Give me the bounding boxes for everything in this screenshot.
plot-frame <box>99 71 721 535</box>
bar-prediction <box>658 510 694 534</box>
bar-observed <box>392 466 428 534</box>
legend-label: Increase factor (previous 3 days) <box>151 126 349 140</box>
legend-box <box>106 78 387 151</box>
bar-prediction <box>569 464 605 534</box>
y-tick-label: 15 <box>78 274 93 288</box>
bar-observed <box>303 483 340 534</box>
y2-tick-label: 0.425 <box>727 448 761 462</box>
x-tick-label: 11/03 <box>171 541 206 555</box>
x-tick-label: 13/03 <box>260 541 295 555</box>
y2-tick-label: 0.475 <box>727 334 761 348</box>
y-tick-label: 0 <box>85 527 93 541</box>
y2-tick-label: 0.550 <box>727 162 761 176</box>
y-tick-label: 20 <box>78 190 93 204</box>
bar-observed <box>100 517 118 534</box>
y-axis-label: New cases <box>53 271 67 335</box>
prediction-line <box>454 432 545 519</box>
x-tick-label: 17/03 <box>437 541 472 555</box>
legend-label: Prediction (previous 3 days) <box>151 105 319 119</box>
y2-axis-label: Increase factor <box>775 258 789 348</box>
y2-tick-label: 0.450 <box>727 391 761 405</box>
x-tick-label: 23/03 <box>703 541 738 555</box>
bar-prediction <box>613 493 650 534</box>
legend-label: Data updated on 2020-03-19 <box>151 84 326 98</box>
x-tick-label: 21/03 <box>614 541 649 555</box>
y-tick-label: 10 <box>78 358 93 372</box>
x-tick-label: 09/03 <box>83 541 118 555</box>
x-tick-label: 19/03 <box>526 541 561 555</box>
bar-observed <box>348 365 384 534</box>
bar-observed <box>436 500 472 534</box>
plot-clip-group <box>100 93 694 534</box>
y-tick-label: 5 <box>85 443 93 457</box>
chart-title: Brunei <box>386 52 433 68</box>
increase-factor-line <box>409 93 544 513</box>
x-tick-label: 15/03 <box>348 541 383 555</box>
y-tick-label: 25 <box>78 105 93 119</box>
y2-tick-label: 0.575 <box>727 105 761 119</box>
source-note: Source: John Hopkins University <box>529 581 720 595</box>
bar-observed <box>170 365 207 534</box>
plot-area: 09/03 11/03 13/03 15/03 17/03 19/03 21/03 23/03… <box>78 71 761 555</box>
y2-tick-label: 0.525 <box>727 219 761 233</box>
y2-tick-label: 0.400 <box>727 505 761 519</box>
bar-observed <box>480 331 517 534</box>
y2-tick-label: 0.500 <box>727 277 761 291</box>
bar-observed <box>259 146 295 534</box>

Task goal:
Pull out every one of the rows above and reproduce each line character for character, in the same order.

Solution to this problem:
Give me the bounding boxes for everything in this screenshot.
plot-frame <box>99 71 721 535</box>
bar-prediction <box>658 510 694 534</box>
bar-observed <box>392 466 428 534</box>
legend-label: Increase factor (previous 3 days) <box>151 126 349 140</box>
legend-box <box>106 78 387 151</box>
bar-prediction <box>569 464 605 534</box>
y-tick-label: 15 <box>78 274 93 288</box>
bar-observed <box>303 483 340 534</box>
y2-tick-label: 0.425 <box>727 448 761 462</box>
x-tick-label: 11/03 <box>171 541 206 555</box>
x-tick-label: 13/03 <box>260 541 295 555</box>
y2-tick-label: 0.475 <box>727 334 761 348</box>
y-tick-label: 0 <box>85 527 93 541</box>
y2-tick-label: 0.550 <box>727 162 761 176</box>
y-tick-label: 20 <box>78 190 93 204</box>
bar-observed <box>100 517 118 534</box>
y-axis-label: New cases <box>53 271 67 335</box>
prediction-line <box>454 432 545 519</box>
x-tick-label: 17/03 <box>437 541 472 555</box>
legend-label: Prediction (previous 3 days) <box>151 105 319 119</box>
y2-axis-label: Increase factor <box>775 258 789 348</box>
y2-tick-label: 0.450 <box>727 391 761 405</box>
x-tick-label: 23/03 <box>703 541 738 555</box>
bar-prediction <box>613 493 650 534</box>
legend-label: Data updated on 2020-03-19 <box>151 84 326 98</box>
x-tick-label: 21/03 <box>614 541 649 555</box>
y-tick-label: 10 <box>78 358 93 372</box>
x-tick-label: 09/03 <box>83 541 118 555</box>
x-tick-label: 19/03 <box>526 541 561 555</box>
bar-observed <box>348 365 384 534</box>
bar-observed <box>436 500 472 534</box>
plot-clip-group <box>100 93 694 534</box>
y-tick-label: 5 <box>85 443 93 457</box>
chart-title: Brunei <box>386 52 433 68</box>
increase-factor-line <box>409 93 544 513</box>
x-tick-label: 15/03 <box>348 541 383 555</box>
y-tick-label: 25 <box>78 105 93 119</box>
y2-tick-label: 0.575 <box>727 105 761 119</box>
source-note: Source: John Hopkins University <box>529 581 720 595</box>
bar-observed <box>170 365 207 534</box>
plot-area: 09/03 11/03 13/03 15/03 17/03 19/03 21/03 23/03… <box>78 71 761 555</box>
y2-tick-label: 0.525 <box>727 219 761 233</box>
y2-tick-label: 0.400 <box>727 505 761 519</box>
bar-observed <box>480 331 517 534</box>
y2-tick-label: 0.500 <box>727 277 761 291</box>
bar-observed <box>259 146 295 534</box>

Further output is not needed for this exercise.